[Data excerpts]
....

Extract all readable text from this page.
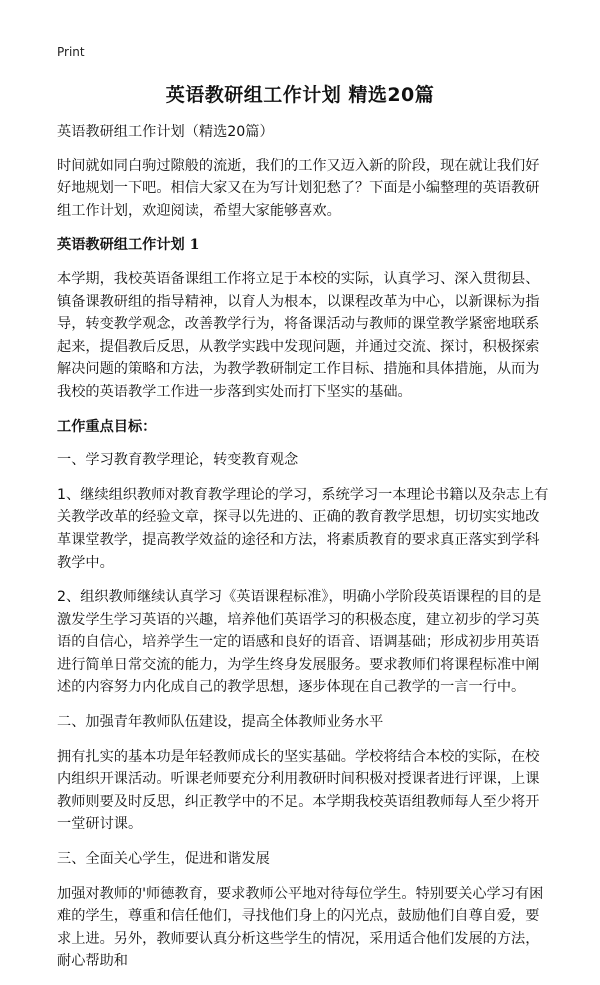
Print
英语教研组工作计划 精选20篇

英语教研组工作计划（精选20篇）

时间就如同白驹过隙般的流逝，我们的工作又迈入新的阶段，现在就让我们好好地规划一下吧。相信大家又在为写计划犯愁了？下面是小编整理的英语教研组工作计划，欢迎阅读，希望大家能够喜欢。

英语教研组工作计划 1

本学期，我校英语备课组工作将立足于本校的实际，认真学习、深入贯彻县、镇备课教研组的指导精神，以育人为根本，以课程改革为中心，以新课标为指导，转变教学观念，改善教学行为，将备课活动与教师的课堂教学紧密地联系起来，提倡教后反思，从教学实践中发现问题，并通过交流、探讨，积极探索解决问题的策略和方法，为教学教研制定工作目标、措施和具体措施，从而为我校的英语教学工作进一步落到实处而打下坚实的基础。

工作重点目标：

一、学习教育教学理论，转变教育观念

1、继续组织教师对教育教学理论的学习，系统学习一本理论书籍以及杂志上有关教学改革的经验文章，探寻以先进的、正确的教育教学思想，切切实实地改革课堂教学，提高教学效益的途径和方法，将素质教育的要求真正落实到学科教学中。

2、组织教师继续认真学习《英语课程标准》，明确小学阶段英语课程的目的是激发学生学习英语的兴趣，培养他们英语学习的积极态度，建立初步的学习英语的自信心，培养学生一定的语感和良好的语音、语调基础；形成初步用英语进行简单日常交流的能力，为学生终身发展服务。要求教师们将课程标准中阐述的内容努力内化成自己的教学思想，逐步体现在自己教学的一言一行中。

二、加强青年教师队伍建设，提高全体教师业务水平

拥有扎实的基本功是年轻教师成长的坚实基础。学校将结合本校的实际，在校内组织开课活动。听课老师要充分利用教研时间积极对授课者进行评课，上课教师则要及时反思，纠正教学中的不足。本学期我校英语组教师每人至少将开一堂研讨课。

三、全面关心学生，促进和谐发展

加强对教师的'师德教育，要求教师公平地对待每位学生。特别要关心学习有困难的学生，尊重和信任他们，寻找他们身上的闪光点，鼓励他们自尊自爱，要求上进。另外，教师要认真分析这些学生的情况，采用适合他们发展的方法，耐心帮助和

....

» WHAT TO DO
Produce an exact copy of each line of data, skipping embedded images.

» EXERCISE RESULT
Extract all readable text from this page.
Print
英语教研组工作计划 精选20篇

英语教研组工作计划（精选20篇）

时间就如同白驹过隙般的流逝，我们的工作又迈入新的阶段，现在就让我们好好地规划一下吧。相信大家又在为写计划犯愁了？下面是小编整理的英语教研组工作计划，欢迎阅读，希望大家能够喜欢。

英语教研组工作计划 1

本学期，我校英语备课组工作将立足于本校的实际，认真学习、深入贯彻县、镇备课教研组的指导精神，以育人为根本，以课程改革为中心，以新课标为指导，转变教学观念，改善教学行为，将备课活动与教师的课堂教学紧密地联系起来，提倡教后反思，从教学实践中发现问题，并通过交流、探讨，积极探索解决问题的策略和方法，为教学教研制定工作目标、措施和具体措施，从而为我校的英语教学工作进一步落到实处而打下坚实的基础。

工作重点目标：

一、学习教育教学理论，转变教育观念

1、继续组织教师对教育教学理论的学习，系统学习一本理论书籍以及杂志上有关教学改革的经验文章，探寻以先进的、正确的教育教学思想，切切实实地改革课堂教学，提高教学效益的途径和方法，将素质教育的要求真正落实到学科教学中。

2、组织教师继续认真学习《英语课程标准》，明确小学阶段英语课程的目的是激发学生学习英语的兴趣，培养他们英语学习的积极态度，建立初步的学习英语的自信心，培养学生一定的语感和良好的语音、语调基础；形成初步用英语进行简单日常交流的能力，为学生终身发展服务。要求教师们将课程标准中阐述的内容努力内化成自己的教学思想，逐步体现在自己教学的一言一行中。

二、加强青年教师队伍建设，提高全体教师业务水平

拥有扎实的基本功是年轻教师成长的坚实基础。学校将结合本校的实际，在校内组织开课活动。听课老师要充分利用教研时间积极对授课者进行评课，上课教师则要及时反思，纠正教学中的不足。本学期我校英语组教师每人至少将开一堂研讨课。

三、全面关心学生，促进和谐发展

加强对教师的'师德教育，要求教师公平地对待每位学生。特别要关心学习有困难的学生，尊重和信任他们，寻找他们身上的闪光点，鼓励他们自尊自爱，要求上进。另外，教师要认真分析这些学生的情况，采用适合他们发展的方法，耐心帮助和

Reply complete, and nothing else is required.